• Problem details: The records that follow are to be transcribed in full, without their images.

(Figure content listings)
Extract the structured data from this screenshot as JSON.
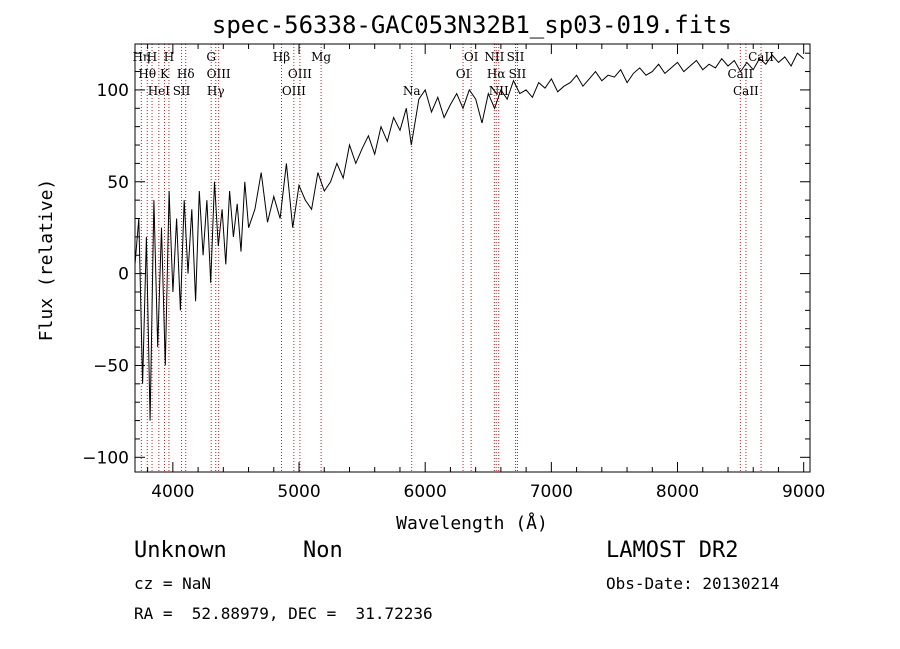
{
  "chart_data": {
    "type": "line",
    "title": "spec-56338-GAC053N32B1_sp03-019.fits",
    "xlabel": "Wavelength (Å)",
    "ylabel": "Flux (relative)",
    "xlim": [
      3700,
      9050
    ],
    "ylim": [
      -108,
      125
    ],
    "x_ticks": [
      4000,
      5000,
      6000,
      7000,
      8000,
      9000
    ],
    "x_tick_labels": [
      "4000",
      "5000",
      "6000",
      "7000",
      "8000",
      "9000"
    ],
    "y_ticks": [
      -100,
      -50,
      0,
      50,
      100
    ],
    "y_tick_labels": [
      "−100",
      "−50",
      "0",
      "50",
      "100"
    ],
    "grid": false,
    "series": [
      {
        "name": "",
        "color": "#000000",
        "x": [
          3700,
          3730,
          3760,
          3790,
          3820,
          3850,
          3880,
          3910,
          3940,
          3970,
          4000,
          4030,
          4060,
          4090,
          4120,
          4150,
          4180,
          4210,
          4240,
          4270,
          4300,
          4330,
          4360,
          4390,
          4420,
          4450,
          4480,
          4510,
          4540,
          4570,
          4600,
          4650,
          4700,
          4750,
          4800,
          4850,
          4900,
          4950,
          5000,
          5050,
          5100,
          5150,
          5200,
          5250,
          5300,
          5350,
          5400,
          5450,
          5500,
          5550,
          5600,
          5650,
          5700,
          5750,
          5800,
          5850,
          5890,
          5950,
          6000,
          6050,
          6100,
          6150,
          6200,
          6250,
          6300,
          6350,
          6400,
          6450,
          6500,
          6550,
          6600,
          6650,
          6700,
          6750,
          6800,
          6850,
          6900,
          6950,
          7000,
          7050,
          7100,
          7150,
          7200,
          7250,
          7300,
          7350,
          7400,
          7450,
          7500,
          7550,
          7600,
          7650,
          7700,
          7750,
          7800,
          7850,
          7900,
          7950,
          8000,
          8050,
          8100,
          8150,
          8200,
          8250,
          8300,
          8350,
          8400,
          8450,
          8500,
          8550,
          8600,
          8650,
          8700,
          8750,
          8800,
          8850,
          8900,
          8950,
          9000
        ],
        "values": [
          5,
          30,
          -60,
          20,
          -80,
          40,
          -40,
          25,
          -50,
          45,
          -10,
          30,
          -20,
          40,
          0,
          35,
          -15,
          45,
          10,
          40,
          -5,
          50,
          15,
          35,
          5,
          45,
          20,
          38,
          12,
          50,
          25,
          35,
          55,
          28,
          42,
          30,
          60,
          25,
          48,
          40,
          35,
          55,
          45,
          50,
          60,
          52,
          70,
          60,
          68,
          75,
          65,
          80,
          72,
          85,
          78,
          90,
          70,
          95,
          100,
          88,
          96,
          85,
          92,
          98,
          90,
          100,
          95,
          82,
          98,
          90,
          100,
          95,
          105,
          98,
          100,
          96,
          104,
          101,
          106,
          99,
          102,
          104,
          108,
          102,
          106,
          110,
          105,
          108,
          107,
          111,
          104,
          109,
          112,
          108,
          110,
          114,
          109,
          112,
          115,
          110,
          113,
          116,
          111,
          114,
          112,
          117,
          113,
          116,
          110,
          115,
          111,
          117,
          114,
          119,
          115,
          118,
          113,
          120,
          117
        ]
      }
    ],
    "lines": [
      {
        "x": 3750,
        "label": "Hη",
        "row": 0
      },
      {
        "x": 3797,
        "label": "Hθ",
        "row": 1
      },
      {
        "x": 3835,
        "label": "H",
        "row": 0
      },
      {
        "x": 3889,
        "label": "HeI",
        "row": 2
      },
      {
        "x": 3934,
        "label": "K",
        "row": 1
      },
      {
        "x": 3969,
        "label": "H",
        "row": 0
      },
      {
        "x": 4069,
        "label": "SII",
        "row": 2
      },
      {
        "x": 4102,
        "label": "Hδ",
        "row": 1
      },
      {
        "x": 4304,
        "label": "G",
        "row": 0
      },
      {
        "x": 4340,
        "label": "Hγ",
        "row": 2
      },
      {
        "x": 4363,
        "label": "OIII",
        "row": 1
      },
      {
        "x": 4861,
        "label": "Hβ",
        "row": 0
      },
      {
        "x": 4959,
        "label": "OIII",
        "row": 2
      },
      {
        "x": 5007,
        "label": "OIII",
        "row": 1
      },
      {
        "x": 5175,
        "label": "Mg",
        "row": 0
      },
      {
        "x": 5893,
        "label": "Na",
        "row": 2
      },
      {
        "x": 6300,
        "label": "OI",
        "row": 1
      },
      {
        "x": 6364,
        "label": "OI",
        "row": 0
      },
      {
        "x": 6548,
        "label": "NII",
        "row": 0
      },
      {
        "x": 6563,
        "label": "Hα",
        "row": 1
      },
      {
        "x": 6583,
        "label": "NII",
        "row": 2
      },
      {
        "x": 6716,
        "label": "SII",
        "row": 0
      },
      {
        "x": 6731,
        "label": "SII",
        "row": 1
      },
      {
        "x": 8498,
        "label": "CaII",
        "row": 1
      },
      {
        "x": 8542,
        "label": "CaII",
        "row": 2
      },
      {
        "x": 8662,
        "label": "CaII",
        "row": 0
      }
    ]
  },
  "info": {
    "object_class": "Unknown",
    "subclass": "Non",
    "release": "LAMOST DR2",
    "redshift": "cz = NaN",
    "obs_date": "Obs-Date: 20130214",
    "coords": "RA =  52.88979, DEC =  31.72236"
  }
}
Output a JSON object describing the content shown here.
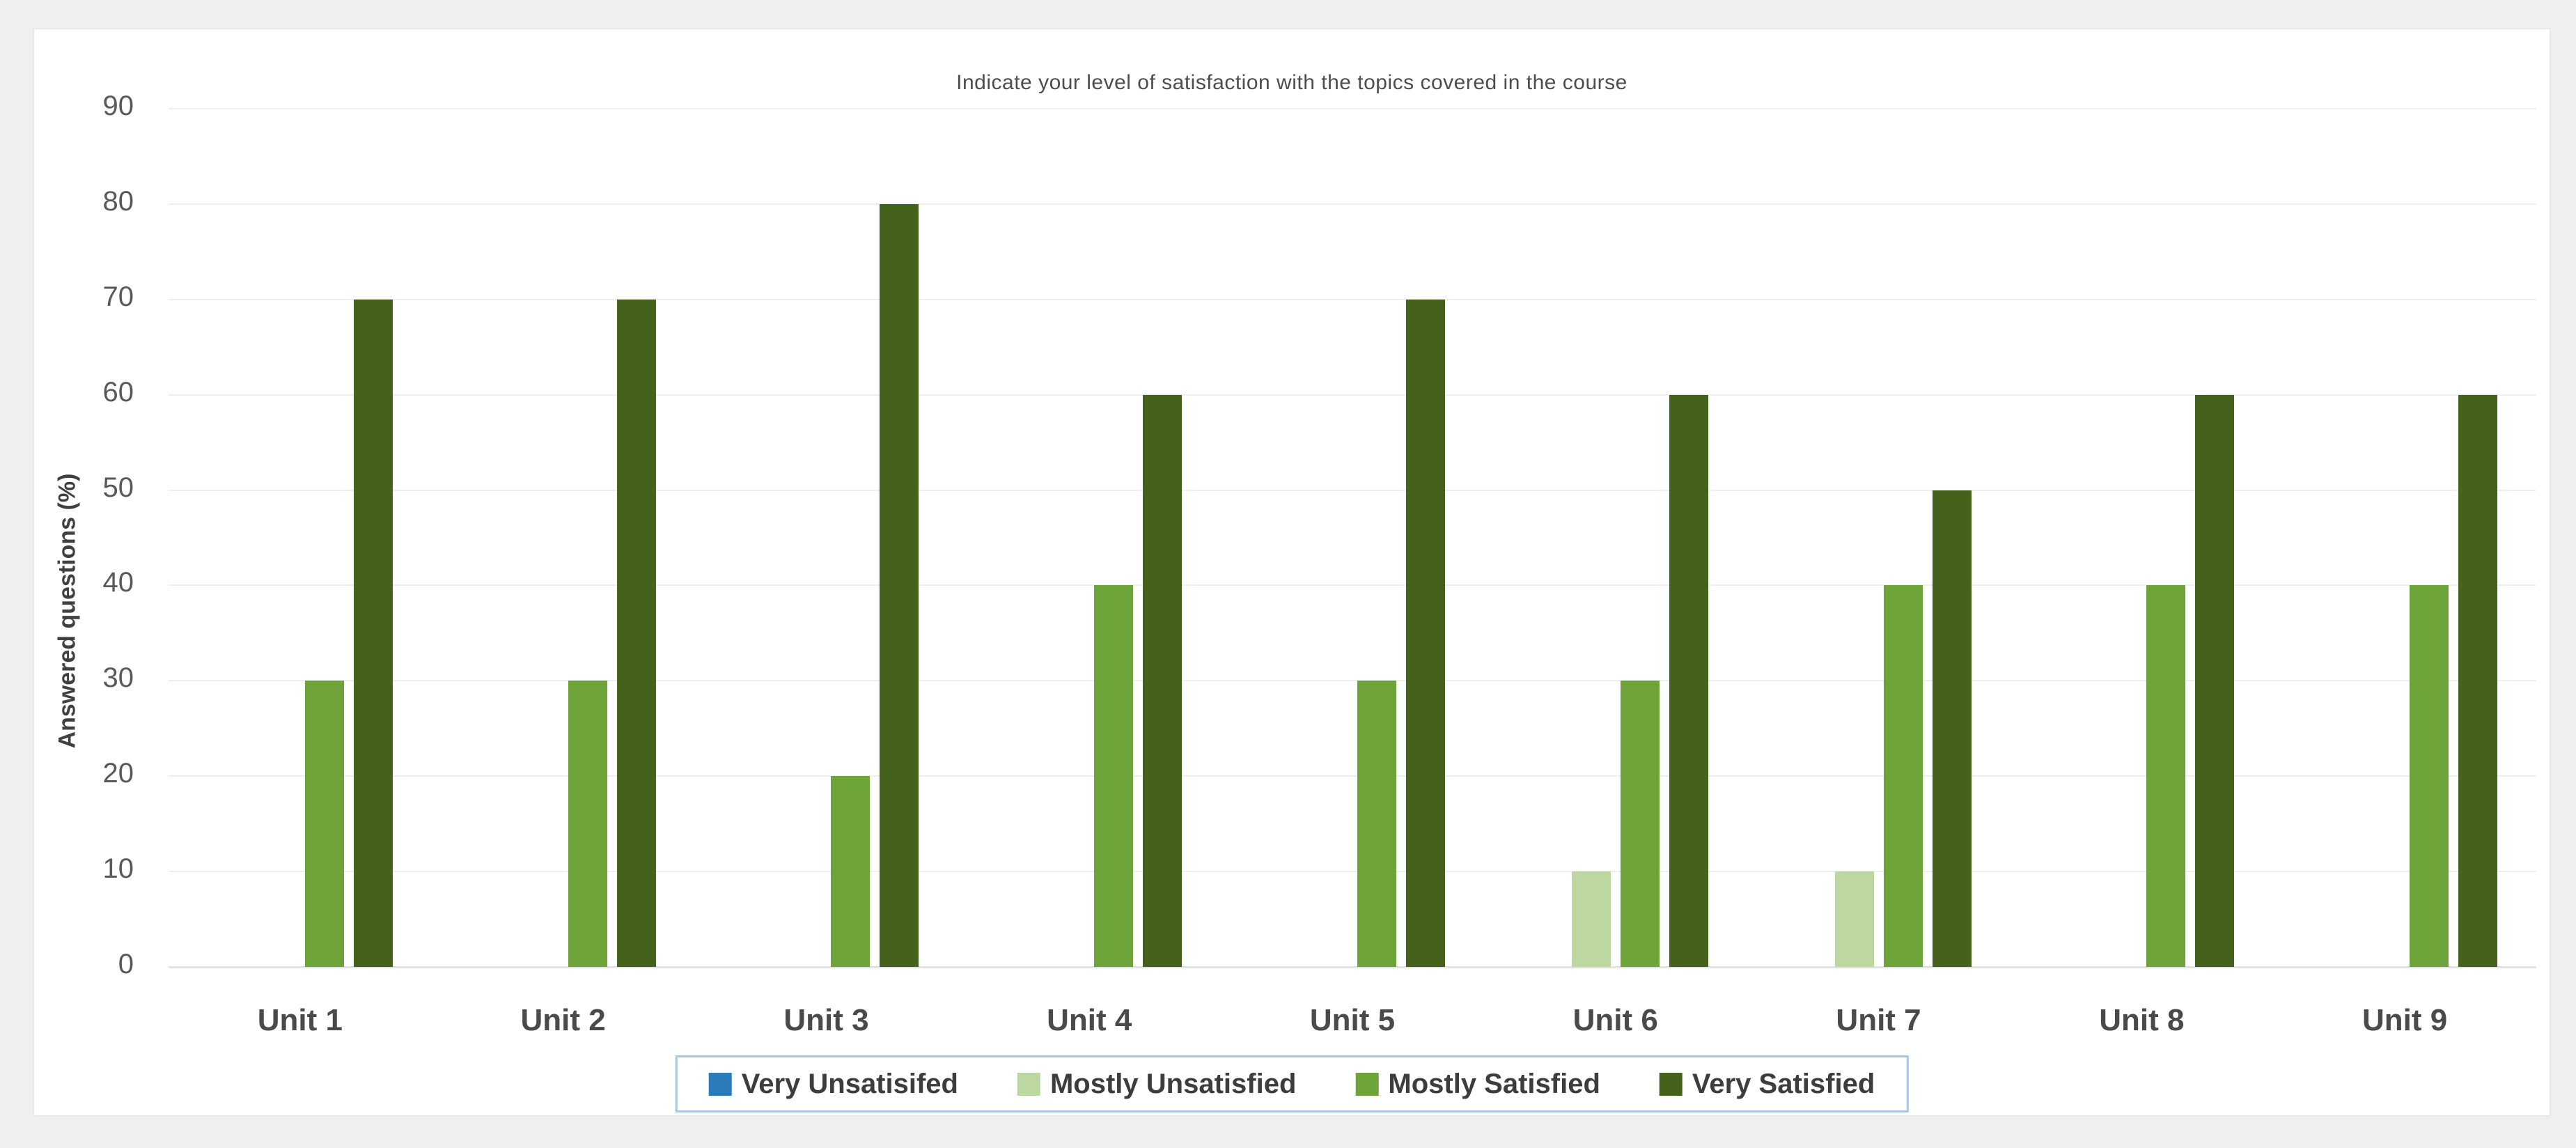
{
  "page": {
    "background_color": "#f0f0f1",
    "card_color": "#ffffff"
  },
  "chart_data": {
    "type": "bar",
    "title": "Indicate your level of satisfaction with the topics covered in the course",
    "xlabel": "",
    "ylabel": "Answered questions (%)",
    "categories": [
      "Unit 1",
      "Unit 2",
      "Unit 3",
      "Unit 4",
      "Unit 5",
      "Unit 6",
      "Unit 7",
      "Unit 8",
      "Unit 9"
    ],
    "series": [
      {
        "name": "Very Unsatisifed",
        "color": "#2b7bba",
        "values": [
          0,
          0,
          0,
          0,
          0,
          0,
          0,
          0,
          0
        ]
      },
      {
        "name": "Mostly Unsatisfied",
        "color": "#bdd7a0",
        "values": [
          0,
          0,
          0,
          0,
          0,
          10,
          10,
          0,
          0
        ]
      },
      {
        "name": "Mostly Satisfied",
        "color": "#6da339",
        "values": [
          30,
          30,
          20,
          40,
          30,
          30,
          40,
          40,
          40
        ]
      },
      {
        "name": "Very Satisfied",
        "color": "#45621d",
        "values": [
          70,
          70,
          80,
          60,
          70,
          60,
          50,
          60,
          60
        ]
      }
    ],
    "ylim": [
      0,
      90
    ],
    "ytick_step": 10,
    "grid": "horizontal",
    "legend_position": "bottom",
    "gridline_color": "#efefef",
    "baseline_color": "#e2e2e2",
    "legend_border_color": "#a9c7e4"
  }
}
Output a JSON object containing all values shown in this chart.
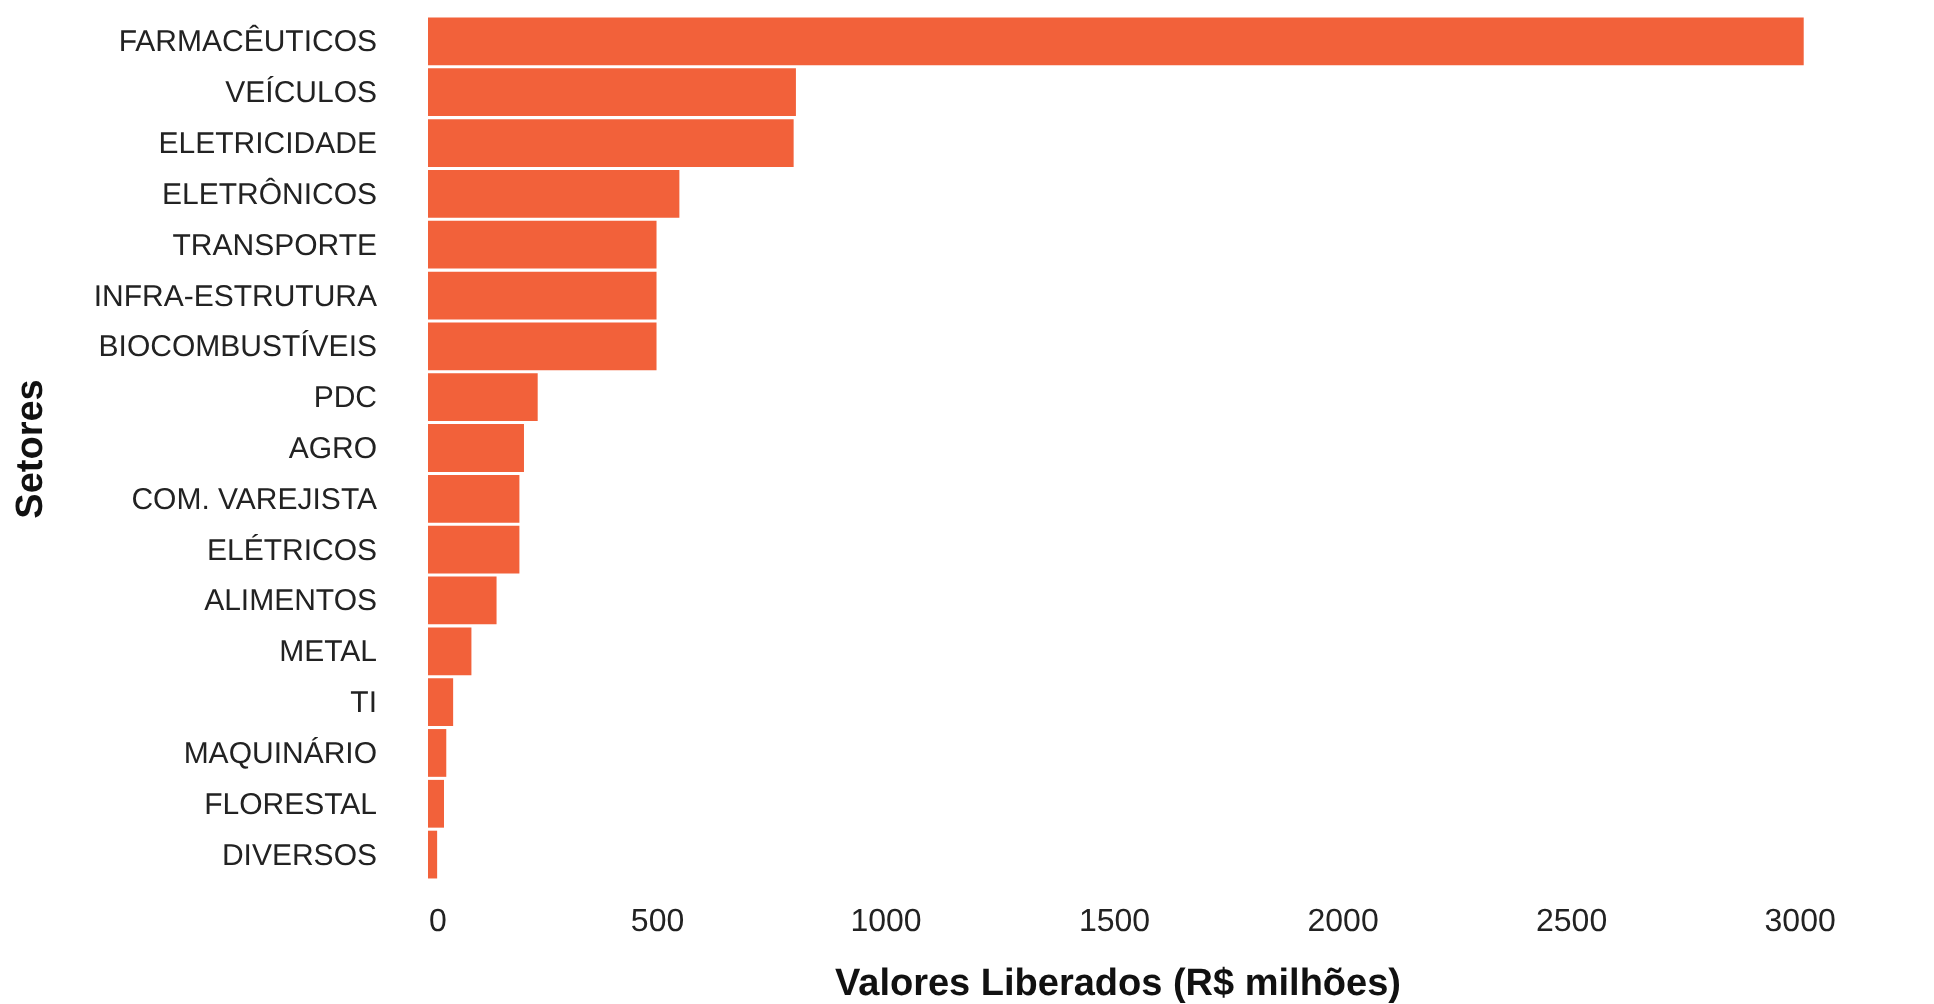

• Final answer:
Extract the structured data from this screenshot as JSON.
{
  "chart_data": {
    "type": "line",
    "title": "spec-56338-GAC053N32B1_sp03-019.fits",
    "xlabel": "Wavelength (Å)",
    "ylabel": "Flux (relative)",
    "xlim": [
      3700,
      9050
    ],
    "ylim": [
      -108,
      125
    ],
    "x_ticks": [
      4000,
      5000,
      6000,
      7000,
      8000,
      9000
    ],
    "x_tick_labels": [
      "4000",
      "5000",
      "6000",
      "7000",
      "8000",
      "9000"
    ],
    "y_ticks": [
      -100,
      -50,
      0,
      50,
      100
    ],
    "y_tick_labels": [
      "−100",
      "−50",
      "0",
      "50",
      "100"
    ],
    "grid": false,
    "series": [
      {
        "name": "",
        "color": "#000000",
        "x": [
          3700,
          3730,
          3760,
          3790,
          3820,
          3850,
          3880,
          3910,
          3940,
          3970,
          4000,
          4030,
          4060,
          4090,
          4120,
          4150,
          4180,
          4210,
          4240,
          4270,
          4300,
          4330,
          4360,
          4390,
          4420,
          4450,
          4480,
          4510,
          4540,
          4570,
          4600,
          4650,
          4700,
          4750,
          4800,
          4850,
          4900,
          4950,
          5000,
          5050,
          5100,
          5150,
          5200,
          5250,
          5300,
          5350,
          5400,
          5450,
          5500,
          5550,
          5600,
          5650,
          5700,
          5750,
          5800,
          5850,
          5890,
          5950,
          6000,
          6050,
          6100,
          6150,
          6200,
          6250,
          6300,
          6350,
          6400,
          6450,
          6500,
          6550,
          6600,
          6650,
          6700,
          6750,
          6800,
          6850,
          6900,
          6950,
          7000,
          7050,
          7100,
          7150,
          7200,
          7250,
          7300,
          7350,
          7400,
          7450,
          7500,
          7550,
          7600,
          7650,
          7700,
          7750,
          7800,
          7850,
          7900,
          7950,
          8000,
          8050,
          8100,
          8150,
          8200,
          8250,
          8300,
          8350,
          8400,
          8450,
          8500,
          8550,
          8600,
          8650,
          8700,
          8750,
          8800,
          8850,
          8900,
          8950,
          9000
        ],
        "values": [
          5,
          30,
          -60,
          20,
          -80,
          40,
          -40,
          25,
          -50,
          45,
          -10,
          30,
          -20,
          40,
          0,
          35,
          -15,
          45,
          10,
          40,
          -5,
          50,
          15,
          35,
          5,
          45,
          20,
          38,
          12,
          50,
          25,
          35,
          55,
          28,
          42,
          30,
          60,
          25,
          48,
          40,
          35,
          55,
          45,
          50,
          60,
          52,
          70,
          60,
          68,
          75,
          65,
          80,
          72,
          85,
          78,
          90,
          70,
          95,
          100,
          88,
          96,
          85,
          92,
          98,
          90,
          100,
          95,
          82,
          98,
          90,
          100,
          95,
          105,
          98,
          100,
          96,
          104,
          101,
          106,
          99,
          102,
          104,
          108,
          102,
          106,
          110,
          105,
          108,
          107,
          111,
          104,
          109,
          112,
          108,
          110,
          114,
          109,
          112,
          115,
          110,
          113,
          116,
          111,
          114,
          112,
          117,
          113,
          116,
          110,
          115,
          111,
          117,
          114,
          119,
          115,
          118,
          113,
          120,
          117
        ]
      }
    ],
    "lines": [
      {
        "x": 3750,
        "label": "Hη",
        "row": 0
      },
      {
        "x": 3797,
        "label": "Hθ",
        "row": 1
      },
      {
        "x": 3835,
        "label": "H",
        "row": 0
      },
      {
        "x": 3889,
        "label": "HeI",
        "row": 2
      },
      {
        "x": 3934,
        "label": "K",
        "row": 1
      },
      {
        "x": 3969,
        "label": "H",
        "row": 0
      },
      {
        "x": 4069,
        "label": "SII",
        "row": 2
      },
      {
        "x": 4102,
        "label": "Hδ",
        "row": 1
      },
      {
        "x": 4304,
        "label": "G",
        "row": 0
      },
      {
        "x": 4340,
        "label": "Hγ",
        "row": 2
      },
      {
        "x": 4363,
        "label": "OIII",
        "row": 1
      },
      {
        "x": 4861,
        "label": "Hβ",
        "row": 0
      },
      {
        "x": 4959,
        "label": "OIII",
        "row": 2
      },
      {
        "x": 5007,
        "label": "OIII",
        "row": 1
      },
      {
        "x": 5175,
        "label": "Mg",
        "row": 0
      },
      {
        "x": 5893,
        "label": "Na",
        "row": 2
      },
      {
        "x": 6300,
        "label": "OI",
        "row": 1
      },
      {
        "x": 6364,
        "label": "OI",
        "row": 0
      },
      {
        "x": 6548,
        "label": "NII",
        "row": 0
      },
      {
        "x": 6563,
        "label": "Hα",
        "row": 1
      },
      {
        "x": 6583,
        "label": "NII",
        "row": 2
      },
      {
        "x": 6716,
        "label": "SII",
        "row": 0
      },
      {
        "x": 6731,
        "label": "SII",
        "row": 1
      },
      {
        "x": 8498,
        "label": "CaII",
        "row": 1
      },
      {
        "x": 8542,
        "label": "CaII",
        "row": 2
      },
      {
        "x": 8662,
        "label": "CaII",
        "row": 0
      }
    ]
  },
  "info": {
    "object_class": "Unknown",
    "subclass": "Non",
    "release": "LAMOST DR2",
    "redshift": "cz = NaN",
    "obs_date": "Obs-Date: 20130214",
    "coords": "RA =  52.88979, DEC =  31.72236"
  }
}
Output a JSON object describing the content shown here.
{
  "page": {
    "background_color": "#f0f0f1",
    "card_color": "#ffffff"
  },
  "chart_data": {
    "type": "bar",
    "title": "Indicate your level of satisfaction with the topics covered in the course",
    "xlabel": "",
    "ylabel": "Answered questions (%)",
    "categories": [
      "Unit 1",
      "Unit 2",
      "Unit 3",
      "Unit 4",
      "Unit 5",
      "Unit 6",
      "Unit 7",
      "Unit 8",
      "Unit 9"
    ],
    "series": [
      {
        "name": "Very Unsatisifed",
        "color": "#2b7bba",
        "values": [
          0,
          0,
          0,
          0,
          0,
          0,
          0,
          0,
          0
        ]
      },
      {
        "name": "Mostly Unsatisfied",
        "color": "#bdd7a0",
        "values": [
          0,
          0,
          0,
          0,
          0,
          10,
          10,
          0,
          0
        ]
      },
      {
        "name": "Mostly Satisfied",
        "color": "#6da339",
        "values": [
          30,
          30,
          20,
          40,
          30,
          30,
          40,
          40,
          40
        ]
      },
      {
        "name": "Very Satisfied",
        "color": "#45621d",
        "values": [
          70,
          70,
          80,
          60,
          70,
          60,
          50,
          60,
          60
        ]
      }
    ],
    "ylim": [
      0,
      90
    ],
    "ytick_step": 10,
    "grid": "horizontal",
    "legend_position": "bottom",
    "gridline_color": "#efefef",
    "baseline_color": "#e2e2e2",
    "legend_border_color": "#a9c7e4"
  }
}
Output a JSON object containing all values shown in this chart.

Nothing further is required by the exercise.